(Dataset entries on figures)
☆ ☆ ☆ ☆ ☆

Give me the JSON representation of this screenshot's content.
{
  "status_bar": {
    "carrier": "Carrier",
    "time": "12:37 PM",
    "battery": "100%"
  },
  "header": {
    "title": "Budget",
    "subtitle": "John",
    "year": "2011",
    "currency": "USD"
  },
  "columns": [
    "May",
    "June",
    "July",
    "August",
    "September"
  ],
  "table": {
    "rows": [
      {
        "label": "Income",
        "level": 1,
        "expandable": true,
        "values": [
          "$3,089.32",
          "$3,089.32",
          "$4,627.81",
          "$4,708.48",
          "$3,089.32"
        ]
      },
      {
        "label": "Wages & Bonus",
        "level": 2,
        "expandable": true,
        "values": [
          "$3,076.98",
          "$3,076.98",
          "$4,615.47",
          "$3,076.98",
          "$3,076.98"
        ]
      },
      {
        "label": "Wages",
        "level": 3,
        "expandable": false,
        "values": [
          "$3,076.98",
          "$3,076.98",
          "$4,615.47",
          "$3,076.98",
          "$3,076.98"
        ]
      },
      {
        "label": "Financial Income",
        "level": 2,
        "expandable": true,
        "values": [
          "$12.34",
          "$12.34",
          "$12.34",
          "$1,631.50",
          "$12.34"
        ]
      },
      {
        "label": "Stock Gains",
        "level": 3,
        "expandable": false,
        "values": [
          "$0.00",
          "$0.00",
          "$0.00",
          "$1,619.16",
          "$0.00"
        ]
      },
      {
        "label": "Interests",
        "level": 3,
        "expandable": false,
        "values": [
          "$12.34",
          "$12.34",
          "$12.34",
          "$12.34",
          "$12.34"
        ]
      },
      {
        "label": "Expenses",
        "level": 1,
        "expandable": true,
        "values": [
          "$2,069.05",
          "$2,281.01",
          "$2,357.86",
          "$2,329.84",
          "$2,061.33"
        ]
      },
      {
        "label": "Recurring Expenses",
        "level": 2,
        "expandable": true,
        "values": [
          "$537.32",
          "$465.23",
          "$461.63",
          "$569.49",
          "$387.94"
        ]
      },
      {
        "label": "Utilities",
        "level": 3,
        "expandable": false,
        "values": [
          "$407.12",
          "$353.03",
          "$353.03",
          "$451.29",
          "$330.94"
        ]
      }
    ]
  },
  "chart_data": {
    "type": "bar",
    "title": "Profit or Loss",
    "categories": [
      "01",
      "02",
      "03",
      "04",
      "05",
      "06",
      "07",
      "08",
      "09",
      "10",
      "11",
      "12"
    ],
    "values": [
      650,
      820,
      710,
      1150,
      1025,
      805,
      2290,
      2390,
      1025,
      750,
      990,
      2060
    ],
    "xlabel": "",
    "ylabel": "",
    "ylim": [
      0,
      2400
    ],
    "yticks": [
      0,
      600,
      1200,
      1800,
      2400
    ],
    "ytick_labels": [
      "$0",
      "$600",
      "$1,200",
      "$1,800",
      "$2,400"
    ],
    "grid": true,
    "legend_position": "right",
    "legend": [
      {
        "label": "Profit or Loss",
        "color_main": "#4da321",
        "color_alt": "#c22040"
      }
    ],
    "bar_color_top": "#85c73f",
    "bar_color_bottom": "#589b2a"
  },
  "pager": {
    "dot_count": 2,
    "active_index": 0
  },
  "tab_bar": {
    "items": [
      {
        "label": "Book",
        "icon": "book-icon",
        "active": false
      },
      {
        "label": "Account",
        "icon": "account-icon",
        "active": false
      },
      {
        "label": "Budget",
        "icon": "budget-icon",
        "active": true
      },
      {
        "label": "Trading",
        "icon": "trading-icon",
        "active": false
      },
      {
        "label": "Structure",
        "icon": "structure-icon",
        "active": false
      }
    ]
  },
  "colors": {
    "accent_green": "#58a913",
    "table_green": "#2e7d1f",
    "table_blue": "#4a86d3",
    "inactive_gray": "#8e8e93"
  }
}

☆ ☆ ☆ ☆ ☆

- [Short task] Using the records above, copy each line that contains "Loss".

- [Output below]
    "title": "Profit or Loss",
        "label": "Profit or Loss",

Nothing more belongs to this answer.